• Provided data
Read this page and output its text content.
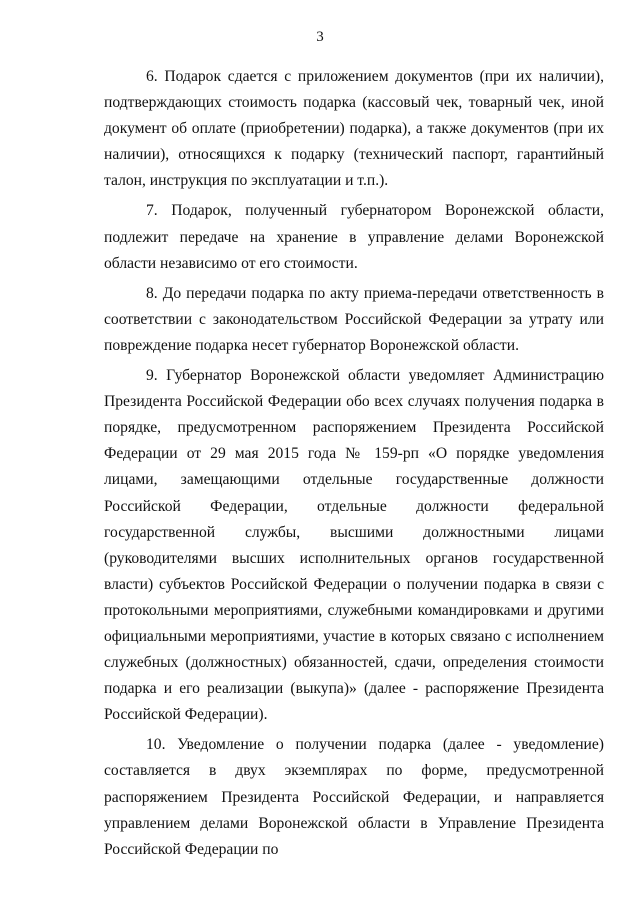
3

6. Подарок сдается с приложением документов (при их наличии), подтверждающих стоимость подарка (кассовый чек, товарный чек, иной документ об оплате (приобретении) подарка), а также документов (при их наличии), относящихся к подарку (технический паспорт, гарантийный талон, инструкция по эксплуатации и т.п.).

7. Подарок, полученный губернатором Воронежской области, подлежит передаче на хранение в управление делами Воронежской области независимо от его стоимости.

8. До передачи подарка по акту приема-передачи ответственность в соответствии с законодательством Российской Федерации за утрату или повреждение подарка несет губернатор Воронежской области.

9. Губернатор Воронежской области уведомляет Администрацию Президента Российской Федерации обо всех случаях получения подарка в порядке, предусмотренном распоряжением Президента Российской Федерации от 29 мая 2015 года № 159-рп «О порядке уведомления лицами, замещающими отдельные государственные должности Российской Федерации, отдельные должности федеральной государственной службы, высшими должностными лицами (руководителями высших исполнительных органов государственной власти) субъектов Российской Федерации о получении подарка в связи с протокольными мероприятиями, служебными командировками и другими официальными мероприятиями, участие в которых связано с исполнением служебных (должностных) обязанностей, сдачи, определения стоимости подарка и его реализации (выкупа)» (далее - распоряжение Президента Российской Федерации).

10. Уведомление о получении подарка (далее - уведомление) составляется в двух экземплярах по форме, предусмотренной распоряжением Президента Российской Федерации, и направляется управлением делами Воронежской области в Управление Президента Российской Федерации по
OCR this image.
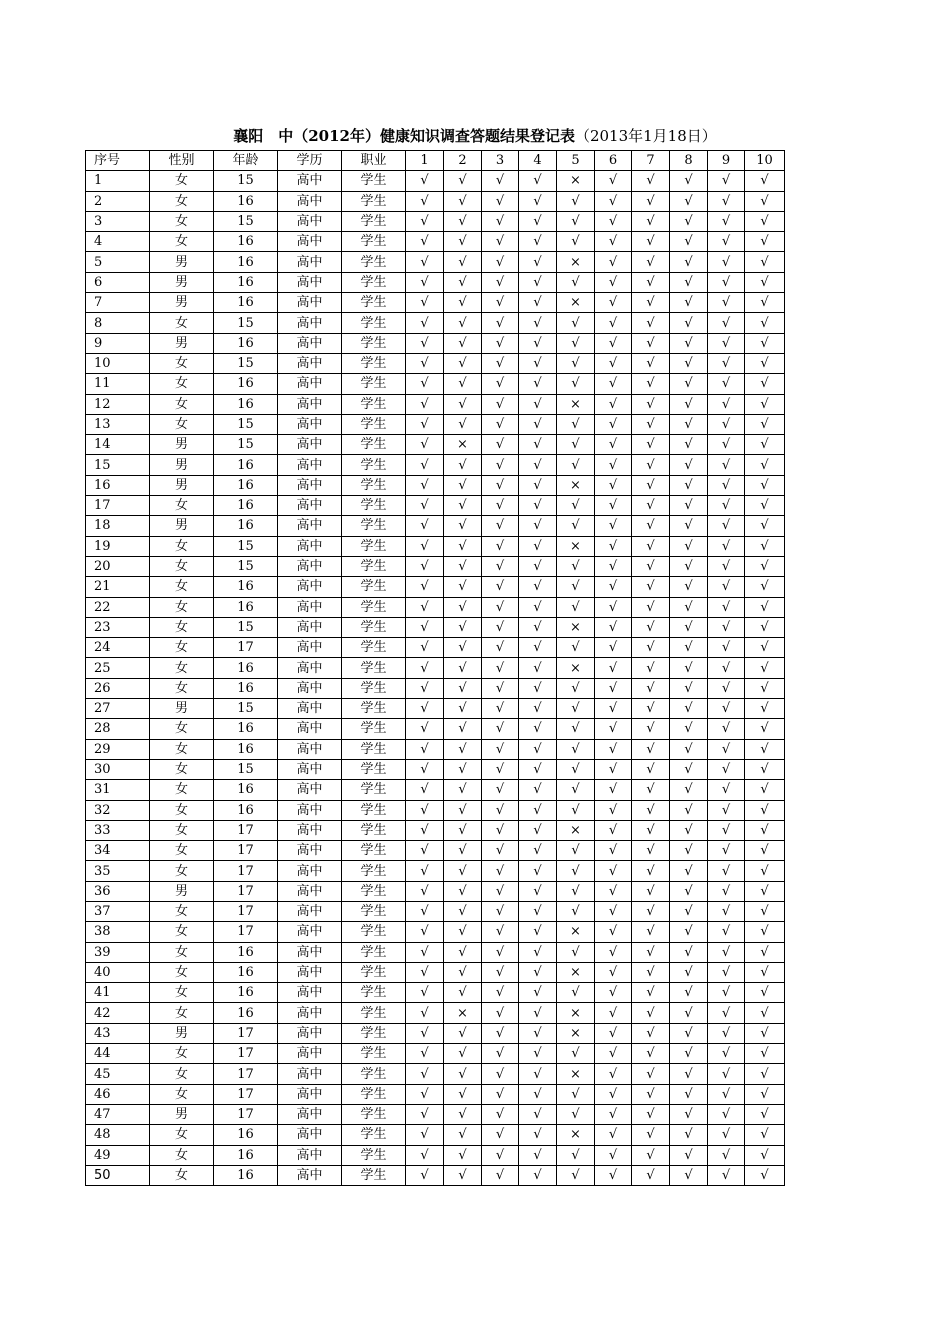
襄阳　中（2012年）健康知识调查答题结果登记表（2013年1月18日）
序号	性别	年龄	学历	职业	1	2	3	4	5	6	7	8	9	10
1	女	15	高中	学生	√	√	√	√	×	√	√	√	√	√
2	女	16	高中	学生	√	√	√	√	√	√	√	√	√	√
3	女	15	高中	学生	√	√	√	√	√	√	√	√	√	√
4	女	16	高中	学生	√	√	√	√	√	√	√	√	√	√
5	男	16	高中	学生	√	√	√	√	×	√	√	√	√	√
6	男	16	高中	学生	√	√	√	√	√	√	√	√	√	√
7	男	16	高中	学生	√	√	√	√	×	√	√	√	√	√
8	女	15	高中	学生	√	√	√	√	√	√	√	√	√	√
9	男	16	高中	学生	√	√	√	√	√	√	√	√	√	√
10	女	15	高中	学生	√	√	√	√	√	√	√	√	√	√
11	女	16	高中	学生	√	√	√	√	√	√	√	√	√	√
12	女	16	高中	学生	√	√	√	√	×	√	√	√	√	√
13	女	15	高中	学生	√	√	√	√	√	√	√	√	√	√
14	男	15	高中	学生	√	×	√	√	√	√	√	√	√	√
15	男	16	高中	学生	√	√	√	√	√	√	√	√	√	√
16	男	16	高中	学生	√	√	√	√	×	√	√	√	√	√
17	女	16	高中	学生	√	√	√	√	√	√	√	√	√	√
18	男	16	高中	学生	√	√	√	√	√	√	√	√	√	√
19	女	15	高中	学生	√	√	√	√	×	√	√	√	√	√
20	女	15	高中	学生	√	√	√	√	√	√	√	√	√	√
21	女	16	高中	学生	√	√	√	√	√	√	√	√	√	√
22	女	16	高中	学生	√	√	√	√	√	√	√	√	√	√
23	女	15	高中	学生	√	√	√	√	×	√	√	√	√	√
24	女	17	高中	学生	√	√	√	√	√	√	√	√	√	√
25	女	16	高中	学生	√	√	√	√	×	√	√	√	√	√
26	女	16	高中	学生	√	√	√	√	√	√	√	√	√	√
27	男	15	高中	学生	√	√	√	√	√	√	√	√	√	√
28	女	16	高中	学生	√	√	√	√	√	√	√	√	√	√
29	女	16	高中	学生	√	√	√	√	√	√	√	√	√	√
30	女	15	高中	学生	√	√	√	√	√	√	√	√	√	√
31	女	16	高中	学生	√	√	√	√	√	√	√	√	√	√
32	女	16	高中	学生	√	√	√	√	√	√	√	√	√	√
33	女	17	高中	学生	√	√	√	√	×	√	√	√	√	√
34	女	17	高中	学生	√	√	√	√	√	√	√	√	√	√
35	女	17	高中	学生	√	√	√	√	√	√	√	√	√	√
36	男	17	高中	学生	√	√	√	√	√	√	√	√	√	√
37	女	17	高中	学生	√	√	√	√	√	√	√	√	√	√
38	女	17	高中	学生	√	√	√	√	×	√	√	√	√	√
39	女	16	高中	学生	√	√	√	√	√	√	√	√	√	√
40	女	16	高中	学生	√	√	√	√	×	√	√	√	√	√
41	女	16	高中	学生	√	√	√	√	√	√	√	√	√	√
42	女	16	高中	学生	√	×	√	√	×	√	√	√	√	√
43	男	17	高中	学生	√	√	√	√	×	√	√	√	√	√
44	女	17	高中	学生	√	√	√	√	√	√	√	√	√	√
45	女	17	高中	学生	√	√	√	√	×	√	√	√	√	√
46	女	17	高中	学生	√	√	√	√	√	√	√	√	√	√
47	男	17	高中	学生	√	√	√	√	√	√	√	√	√	√
48	女	16	高中	学生	√	√	√	√	×	√	√	√	√	√
49	女	16	高中	学生	√	√	√	√	√	√	√	√	√	√
50	女	16	高中	学生	√	√	√	√	√	√	√	√	√	√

• Set problem
Where a line holds "this", copy it out.

• Result
Read this page and output its text content.
OCR this image.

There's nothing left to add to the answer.